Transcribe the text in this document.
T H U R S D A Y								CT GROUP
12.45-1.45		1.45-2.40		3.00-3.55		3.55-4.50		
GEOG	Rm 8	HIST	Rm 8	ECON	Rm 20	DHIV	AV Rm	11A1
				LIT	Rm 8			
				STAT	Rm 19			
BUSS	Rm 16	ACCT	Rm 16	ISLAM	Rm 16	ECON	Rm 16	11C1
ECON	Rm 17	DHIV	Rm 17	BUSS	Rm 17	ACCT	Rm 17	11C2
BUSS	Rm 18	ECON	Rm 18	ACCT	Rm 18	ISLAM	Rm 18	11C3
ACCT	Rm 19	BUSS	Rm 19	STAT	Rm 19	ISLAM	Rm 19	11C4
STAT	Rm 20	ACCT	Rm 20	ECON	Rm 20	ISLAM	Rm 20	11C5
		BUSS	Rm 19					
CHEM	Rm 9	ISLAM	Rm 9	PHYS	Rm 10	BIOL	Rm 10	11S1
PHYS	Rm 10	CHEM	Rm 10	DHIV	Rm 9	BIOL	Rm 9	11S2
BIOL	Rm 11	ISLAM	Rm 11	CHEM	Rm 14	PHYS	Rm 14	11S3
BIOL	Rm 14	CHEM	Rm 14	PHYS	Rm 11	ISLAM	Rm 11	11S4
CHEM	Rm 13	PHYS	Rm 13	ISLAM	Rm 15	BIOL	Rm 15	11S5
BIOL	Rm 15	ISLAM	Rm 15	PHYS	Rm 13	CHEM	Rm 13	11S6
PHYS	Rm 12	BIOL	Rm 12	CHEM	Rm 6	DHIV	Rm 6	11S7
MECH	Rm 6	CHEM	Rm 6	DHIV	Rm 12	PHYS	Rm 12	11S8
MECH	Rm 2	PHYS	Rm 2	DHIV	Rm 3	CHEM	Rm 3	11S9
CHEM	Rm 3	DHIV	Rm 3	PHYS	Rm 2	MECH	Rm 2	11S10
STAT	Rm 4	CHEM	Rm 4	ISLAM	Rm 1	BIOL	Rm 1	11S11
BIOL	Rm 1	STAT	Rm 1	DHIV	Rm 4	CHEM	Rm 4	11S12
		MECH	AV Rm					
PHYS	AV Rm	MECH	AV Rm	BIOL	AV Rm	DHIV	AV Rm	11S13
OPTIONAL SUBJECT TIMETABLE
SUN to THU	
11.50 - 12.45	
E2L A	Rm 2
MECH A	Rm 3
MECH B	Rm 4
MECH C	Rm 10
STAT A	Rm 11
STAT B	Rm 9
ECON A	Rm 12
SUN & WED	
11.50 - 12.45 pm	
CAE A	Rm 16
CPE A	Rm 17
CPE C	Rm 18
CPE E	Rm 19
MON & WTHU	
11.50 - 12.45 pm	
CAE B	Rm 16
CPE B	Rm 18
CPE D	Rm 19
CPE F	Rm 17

#### DIRECTIONS
Set all of the records down again, exactly as they stand.

#### EXERCISE SOLUTION
Transcribe the text in this document.
T H U R S D A Y								CT GROUP
12.45-1.45		1.45-2.40		3.00-3.55		3.55-4.50		
GEOG	Rm 8	HIST	Rm 8	ECON	Rm 20	DHIV	AV Rm	11A1
				LIT	Rm 8			
				STAT	Rm 19			
BUSS	Rm 16	ACCT	Rm 16	ISLAM	Rm 16	ECON	Rm 16	11C1
ECON	Rm 17	DHIV	Rm 17	BUSS	Rm 17	ACCT	Rm 17	11C2
BUSS	Rm 18	ECON	Rm 18	ACCT	Rm 18	ISLAM	Rm 18	11C3
ACCT	Rm 19	BUSS	Rm 19	STAT	Rm 19	ISLAM	Rm 19	11C4
STAT	Rm 20	ACCT	Rm 20	ECON	Rm 20	ISLAM	Rm 20	11C5
		BUSS	Rm 19					
CHEM	Rm 9	ISLAM	Rm 9	PHYS	Rm 10	BIOL	Rm 10	11S1
PHYS	Rm 10	CHEM	Rm 10	DHIV	Rm 9	BIOL	Rm 9	11S2
BIOL	Rm 11	ISLAM	Rm 11	CHEM	Rm 14	PHYS	Rm 14	11S3
BIOL	Rm 14	CHEM	Rm 14	PHYS	Rm 11	ISLAM	Rm 11	11S4
CHEM	Rm 13	PHYS	Rm 13	ISLAM	Rm 15	BIOL	Rm 15	11S5
BIOL	Rm 15	ISLAM	Rm 15	PHYS	Rm 13	CHEM	Rm 13	11S6
PHYS	Rm 12	BIOL	Rm 12	CHEM	Rm 6	DHIV	Rm 6	11S7
MECH	Rm 6	CHEM	Rm 6	DHIV	Rm 12	PHYS	Rm 12	11S8
MECH	Rm 2	PHYS	Rm 2	DHIV	Rm 3	CHEM	Rm 3	11S9
CHEM	Rm 3	DHIV	Rm 3	PHYS	Rm 2	MECH	Rm 2	11S10
STAT	Rm 4	CHEM	Rm 4	ISLAM	Rm 1	BIOL	Rm 1	11S11
BIOL	Rm 1	STAT	Rm 1	DHIV	Rm 4	CHEM	Rm 4	11S12
		MECH	AV Rm					
PHYS	AV Rm	MECH	AV Rm	BIOL	AV Rm	DHIV	AV Rm	11S13
OPTIONAL SUBJECT TIMETABLE
SUN to THU	
11.50 - 12.45	
E2L A	Rm 2
MECH A	Rm 3
MECH B	Rm 4
MECH C	Rm 10
STAT A	Rm 11
STAT B	Rm 9
ECON A	Rm 12
SUN & WED	
11.50 - 12.45 pm	
CAE A	Rm 16
CPE A	Rm 17
CPE C	Rm 18
CPE E	Rm 19
MON & WTHU	
11.50 - 12.45 pm	
CAE B	Rm 16
CPE B	Rm 18
CPE D	Rm 19
CPE F	Rm 17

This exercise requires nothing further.